ESPN

class soccerdata.ESPN(leagues=None, seasons=None, proxy=None, no_cache=False, no_store=False, data_dir=PosixPath('/home/docs/soccerdata/data/ESPN'))

Provides pd.DataFrames from JSON api available at http://site.api.espn.com.

Data will be downloaded as necessary and cached locally in ~/soccerdata/data/ESPN.

Parameters:
  • leagues (string or iterable, optional) – IDs of leagues to include.

  • seasons (string, int or list, optional) – Seasons to include. Supports multiple formats. Examples: ‘16-17’; 2016; ‘2016-17’; [14, 15, 16]

  • proxy ('tor' or dict or list(dict) or callable, optional) –

    Use a proxy to hide your IP address. Valid options are:
    • ”tor”: Uses the Tor network. Tor should be running in the background on port 9050.

    • dict: A dictionary with the proxy to use. The dict should be a mapping of supported protocols to proxy addresses. For example:

      {
          'http': 'http://10.10.1.10:3128',
          'https': 'http://10.10.1.10:1080',
      }
      
    • list(dict): A list of proxies to choose from. A different proxy will be selected from this list after failed requests, allowing rotating proxies.
+ + +
* Objectives
A – In the ESPN class documentation, on which port should Tor be running in the background?
B – Reproduce the passage of the ESPN class documentation starting at "Provides pd.DataFrames from" and ending at "leagues to include.".

* Given information
+ + +
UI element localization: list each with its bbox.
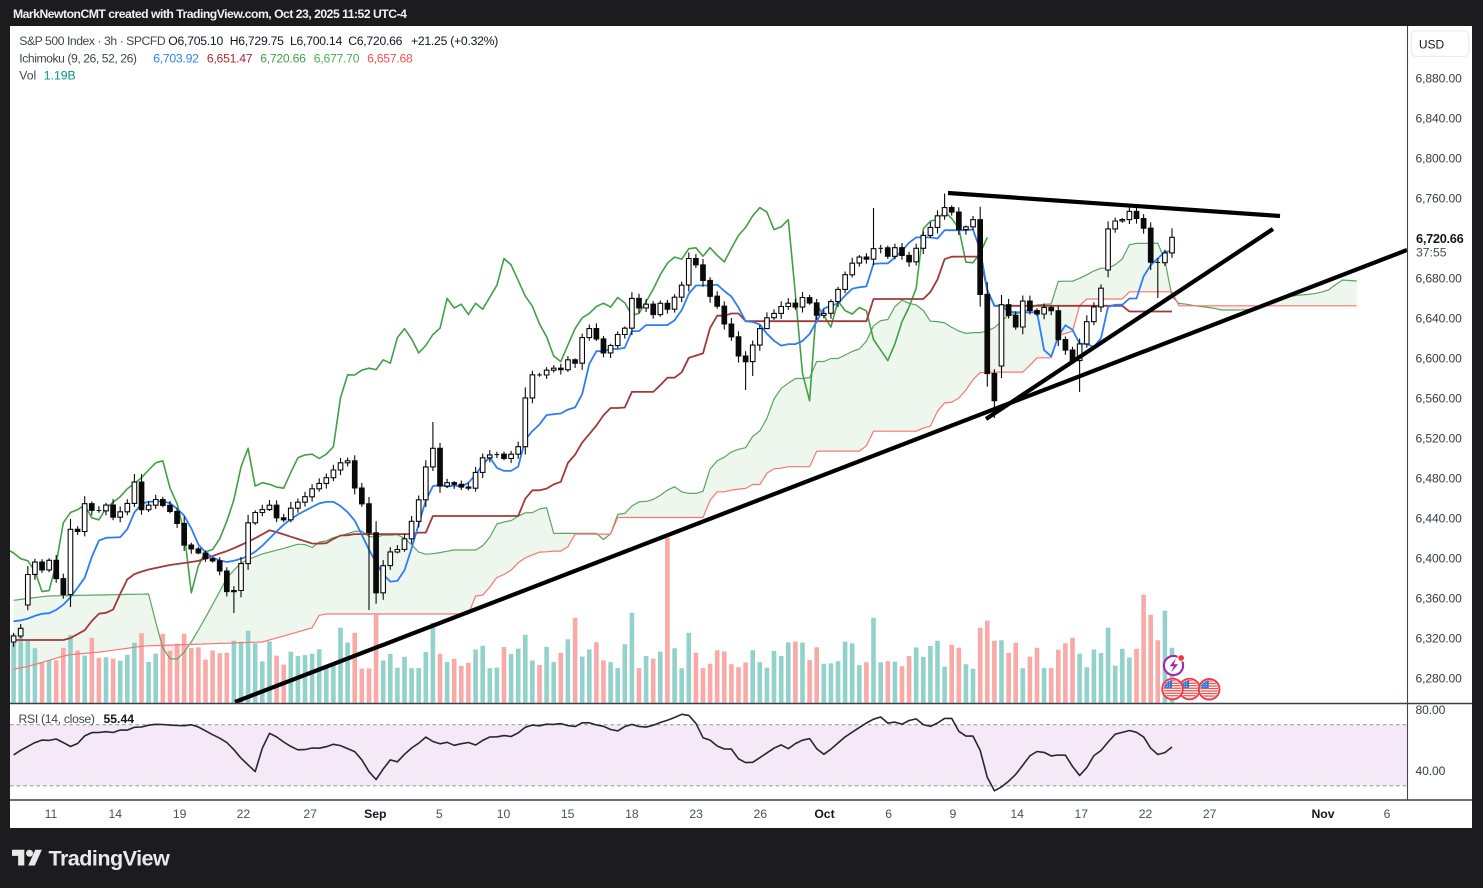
+ + +
* Task results
A – Port 9050.

B –
Provides pd.DataFrames from JSON api available at http://site.api.espn.com.

Data will be downloaded as necessary and cached locally in ~/soccerdata/data/ESPN.

Parameters:
  • leagues (string or iterable, optional) – IDs of leagues to include.